Read the material below and tally how many lines hold the word "Cloud", giving the number and nothing else.

===== EXERCISE DATA =====

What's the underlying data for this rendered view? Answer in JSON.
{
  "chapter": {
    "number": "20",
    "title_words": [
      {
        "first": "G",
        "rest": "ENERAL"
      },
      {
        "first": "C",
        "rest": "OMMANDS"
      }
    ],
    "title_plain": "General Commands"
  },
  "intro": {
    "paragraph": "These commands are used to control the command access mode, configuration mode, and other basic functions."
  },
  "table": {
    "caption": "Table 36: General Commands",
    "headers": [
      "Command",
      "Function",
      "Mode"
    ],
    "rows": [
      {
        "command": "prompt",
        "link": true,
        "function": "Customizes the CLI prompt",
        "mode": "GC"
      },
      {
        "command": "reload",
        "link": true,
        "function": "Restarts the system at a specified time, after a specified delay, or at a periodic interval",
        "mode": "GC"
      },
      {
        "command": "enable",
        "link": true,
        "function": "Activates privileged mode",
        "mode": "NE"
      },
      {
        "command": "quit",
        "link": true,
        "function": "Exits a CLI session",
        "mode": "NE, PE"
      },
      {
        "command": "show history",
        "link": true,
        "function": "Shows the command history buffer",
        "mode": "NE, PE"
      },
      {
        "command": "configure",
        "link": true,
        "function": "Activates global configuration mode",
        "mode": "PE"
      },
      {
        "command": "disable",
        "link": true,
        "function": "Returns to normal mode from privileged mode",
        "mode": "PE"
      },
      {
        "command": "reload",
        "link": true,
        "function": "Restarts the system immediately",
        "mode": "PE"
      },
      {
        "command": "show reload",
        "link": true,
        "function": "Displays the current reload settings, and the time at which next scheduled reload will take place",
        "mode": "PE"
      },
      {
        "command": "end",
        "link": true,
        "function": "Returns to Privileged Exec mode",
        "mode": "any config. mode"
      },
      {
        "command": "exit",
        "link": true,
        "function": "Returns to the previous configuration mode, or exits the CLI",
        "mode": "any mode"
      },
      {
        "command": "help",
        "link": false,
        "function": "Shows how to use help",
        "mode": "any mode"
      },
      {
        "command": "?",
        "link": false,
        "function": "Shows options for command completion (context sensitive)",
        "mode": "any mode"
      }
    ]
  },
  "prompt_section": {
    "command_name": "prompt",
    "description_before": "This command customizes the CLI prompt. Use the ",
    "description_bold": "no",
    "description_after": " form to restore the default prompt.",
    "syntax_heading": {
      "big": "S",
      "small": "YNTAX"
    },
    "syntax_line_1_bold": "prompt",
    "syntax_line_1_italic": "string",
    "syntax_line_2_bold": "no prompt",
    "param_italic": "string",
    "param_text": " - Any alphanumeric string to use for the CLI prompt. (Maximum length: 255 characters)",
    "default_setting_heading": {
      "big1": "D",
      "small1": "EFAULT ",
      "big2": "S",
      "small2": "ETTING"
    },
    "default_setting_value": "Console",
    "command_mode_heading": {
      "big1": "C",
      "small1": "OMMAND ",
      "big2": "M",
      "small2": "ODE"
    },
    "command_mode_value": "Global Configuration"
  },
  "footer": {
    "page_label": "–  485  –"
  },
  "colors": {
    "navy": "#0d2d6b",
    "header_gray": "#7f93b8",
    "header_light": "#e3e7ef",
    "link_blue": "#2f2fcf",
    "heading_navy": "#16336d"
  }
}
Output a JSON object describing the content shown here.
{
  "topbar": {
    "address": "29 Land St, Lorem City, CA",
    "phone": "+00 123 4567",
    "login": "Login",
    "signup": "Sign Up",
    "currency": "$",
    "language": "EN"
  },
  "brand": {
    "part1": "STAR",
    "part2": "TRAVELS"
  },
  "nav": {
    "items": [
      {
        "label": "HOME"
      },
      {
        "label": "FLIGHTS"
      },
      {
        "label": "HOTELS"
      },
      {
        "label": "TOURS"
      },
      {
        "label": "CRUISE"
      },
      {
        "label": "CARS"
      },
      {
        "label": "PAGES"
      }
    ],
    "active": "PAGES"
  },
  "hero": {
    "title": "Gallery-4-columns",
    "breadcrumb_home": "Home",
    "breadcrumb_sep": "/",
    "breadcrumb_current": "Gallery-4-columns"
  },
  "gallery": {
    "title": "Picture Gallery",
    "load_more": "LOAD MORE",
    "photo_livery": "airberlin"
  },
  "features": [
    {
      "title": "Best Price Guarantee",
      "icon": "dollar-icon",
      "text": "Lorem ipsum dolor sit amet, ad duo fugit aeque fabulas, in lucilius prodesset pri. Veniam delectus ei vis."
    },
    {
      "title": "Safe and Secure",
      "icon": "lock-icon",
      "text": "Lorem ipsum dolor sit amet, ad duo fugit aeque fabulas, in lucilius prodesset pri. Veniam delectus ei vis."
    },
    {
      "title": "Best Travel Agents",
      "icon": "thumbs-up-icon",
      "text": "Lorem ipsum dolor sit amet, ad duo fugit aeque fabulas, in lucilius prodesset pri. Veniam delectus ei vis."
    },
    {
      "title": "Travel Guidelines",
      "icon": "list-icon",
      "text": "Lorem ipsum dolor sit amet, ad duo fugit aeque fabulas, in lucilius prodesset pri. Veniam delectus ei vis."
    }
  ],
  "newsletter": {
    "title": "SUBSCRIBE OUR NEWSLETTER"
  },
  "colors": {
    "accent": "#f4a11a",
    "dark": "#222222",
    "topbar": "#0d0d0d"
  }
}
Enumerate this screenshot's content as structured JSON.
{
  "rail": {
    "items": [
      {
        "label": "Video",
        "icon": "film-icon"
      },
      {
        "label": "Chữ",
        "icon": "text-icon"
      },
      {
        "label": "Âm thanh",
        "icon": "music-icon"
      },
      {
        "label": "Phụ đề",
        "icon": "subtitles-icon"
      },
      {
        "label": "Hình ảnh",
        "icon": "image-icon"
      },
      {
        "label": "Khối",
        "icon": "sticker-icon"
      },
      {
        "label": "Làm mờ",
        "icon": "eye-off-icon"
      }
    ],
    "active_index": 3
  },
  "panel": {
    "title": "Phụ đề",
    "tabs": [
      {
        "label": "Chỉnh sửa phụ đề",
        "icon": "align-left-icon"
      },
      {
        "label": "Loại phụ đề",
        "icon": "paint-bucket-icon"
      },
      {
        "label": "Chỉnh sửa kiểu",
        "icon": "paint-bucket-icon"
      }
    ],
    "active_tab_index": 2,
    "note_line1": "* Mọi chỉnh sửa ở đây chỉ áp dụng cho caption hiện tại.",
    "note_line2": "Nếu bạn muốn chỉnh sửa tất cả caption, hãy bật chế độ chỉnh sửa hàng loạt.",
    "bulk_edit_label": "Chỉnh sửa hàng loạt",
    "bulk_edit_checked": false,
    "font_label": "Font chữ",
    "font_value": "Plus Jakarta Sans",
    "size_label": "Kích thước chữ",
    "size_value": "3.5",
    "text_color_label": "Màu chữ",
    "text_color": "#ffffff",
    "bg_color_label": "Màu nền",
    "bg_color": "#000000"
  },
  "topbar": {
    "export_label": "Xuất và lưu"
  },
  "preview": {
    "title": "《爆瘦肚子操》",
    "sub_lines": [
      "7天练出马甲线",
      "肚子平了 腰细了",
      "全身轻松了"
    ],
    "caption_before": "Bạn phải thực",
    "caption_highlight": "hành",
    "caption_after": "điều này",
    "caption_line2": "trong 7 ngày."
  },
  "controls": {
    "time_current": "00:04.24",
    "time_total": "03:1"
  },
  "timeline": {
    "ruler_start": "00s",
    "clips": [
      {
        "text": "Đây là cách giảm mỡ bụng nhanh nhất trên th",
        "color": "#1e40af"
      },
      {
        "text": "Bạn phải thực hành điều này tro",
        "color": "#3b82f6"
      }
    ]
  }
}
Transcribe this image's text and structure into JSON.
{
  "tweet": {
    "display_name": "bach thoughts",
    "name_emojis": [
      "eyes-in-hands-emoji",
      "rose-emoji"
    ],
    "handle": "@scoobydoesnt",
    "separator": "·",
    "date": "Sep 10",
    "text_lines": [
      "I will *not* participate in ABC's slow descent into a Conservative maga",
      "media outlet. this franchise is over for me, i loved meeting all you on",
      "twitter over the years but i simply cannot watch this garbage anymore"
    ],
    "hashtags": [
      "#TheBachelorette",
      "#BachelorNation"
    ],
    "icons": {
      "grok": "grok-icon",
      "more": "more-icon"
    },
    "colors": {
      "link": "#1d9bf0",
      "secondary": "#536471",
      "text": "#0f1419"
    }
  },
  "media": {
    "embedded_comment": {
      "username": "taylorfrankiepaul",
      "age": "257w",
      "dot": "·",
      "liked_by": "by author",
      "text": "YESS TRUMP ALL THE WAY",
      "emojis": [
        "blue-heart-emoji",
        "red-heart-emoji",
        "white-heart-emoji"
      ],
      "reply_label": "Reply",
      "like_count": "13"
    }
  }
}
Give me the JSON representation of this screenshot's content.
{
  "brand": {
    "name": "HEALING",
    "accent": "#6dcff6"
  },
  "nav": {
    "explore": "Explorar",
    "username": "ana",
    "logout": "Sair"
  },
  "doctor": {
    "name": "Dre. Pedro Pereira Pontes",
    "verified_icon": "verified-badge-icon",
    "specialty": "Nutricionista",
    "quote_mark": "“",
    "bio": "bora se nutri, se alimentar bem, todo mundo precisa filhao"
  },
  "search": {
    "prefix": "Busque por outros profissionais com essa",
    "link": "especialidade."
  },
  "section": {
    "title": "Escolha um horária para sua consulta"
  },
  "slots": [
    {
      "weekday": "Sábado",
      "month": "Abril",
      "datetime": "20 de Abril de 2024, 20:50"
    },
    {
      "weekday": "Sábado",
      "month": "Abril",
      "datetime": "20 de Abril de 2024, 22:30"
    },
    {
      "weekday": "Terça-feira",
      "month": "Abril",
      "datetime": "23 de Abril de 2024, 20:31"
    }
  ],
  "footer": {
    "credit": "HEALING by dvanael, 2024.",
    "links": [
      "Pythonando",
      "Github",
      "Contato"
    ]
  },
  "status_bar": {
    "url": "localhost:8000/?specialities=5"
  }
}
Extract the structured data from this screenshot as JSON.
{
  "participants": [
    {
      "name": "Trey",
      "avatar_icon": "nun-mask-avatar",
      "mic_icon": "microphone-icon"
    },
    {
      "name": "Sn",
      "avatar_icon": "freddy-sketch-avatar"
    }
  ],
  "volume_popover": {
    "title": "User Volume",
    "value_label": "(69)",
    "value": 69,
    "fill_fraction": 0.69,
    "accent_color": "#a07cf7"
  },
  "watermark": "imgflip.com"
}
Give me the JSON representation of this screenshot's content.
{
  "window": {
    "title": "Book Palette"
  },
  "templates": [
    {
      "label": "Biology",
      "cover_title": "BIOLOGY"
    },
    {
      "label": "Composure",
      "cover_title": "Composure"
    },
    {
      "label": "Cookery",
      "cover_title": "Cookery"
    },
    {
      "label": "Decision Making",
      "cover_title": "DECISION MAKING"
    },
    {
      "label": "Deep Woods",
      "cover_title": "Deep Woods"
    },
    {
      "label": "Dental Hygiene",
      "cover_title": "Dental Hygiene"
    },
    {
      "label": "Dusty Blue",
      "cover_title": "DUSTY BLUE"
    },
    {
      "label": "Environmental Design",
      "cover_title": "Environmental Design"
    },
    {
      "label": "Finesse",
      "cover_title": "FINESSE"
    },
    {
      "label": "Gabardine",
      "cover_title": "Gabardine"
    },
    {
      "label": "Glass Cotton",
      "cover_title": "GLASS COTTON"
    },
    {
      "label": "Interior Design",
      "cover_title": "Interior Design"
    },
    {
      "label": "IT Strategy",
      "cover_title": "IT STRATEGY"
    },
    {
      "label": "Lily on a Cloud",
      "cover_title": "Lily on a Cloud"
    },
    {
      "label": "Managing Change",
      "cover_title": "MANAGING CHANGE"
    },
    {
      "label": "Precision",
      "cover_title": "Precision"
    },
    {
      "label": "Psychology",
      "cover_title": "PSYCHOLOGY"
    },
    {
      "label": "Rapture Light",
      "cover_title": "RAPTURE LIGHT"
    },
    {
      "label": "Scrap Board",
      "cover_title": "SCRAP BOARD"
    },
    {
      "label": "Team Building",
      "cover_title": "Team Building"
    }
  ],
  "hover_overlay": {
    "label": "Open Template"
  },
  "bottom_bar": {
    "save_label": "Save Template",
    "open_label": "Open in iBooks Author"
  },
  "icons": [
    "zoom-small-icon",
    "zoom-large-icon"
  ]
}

=====

§ **THE ANSWER**:
2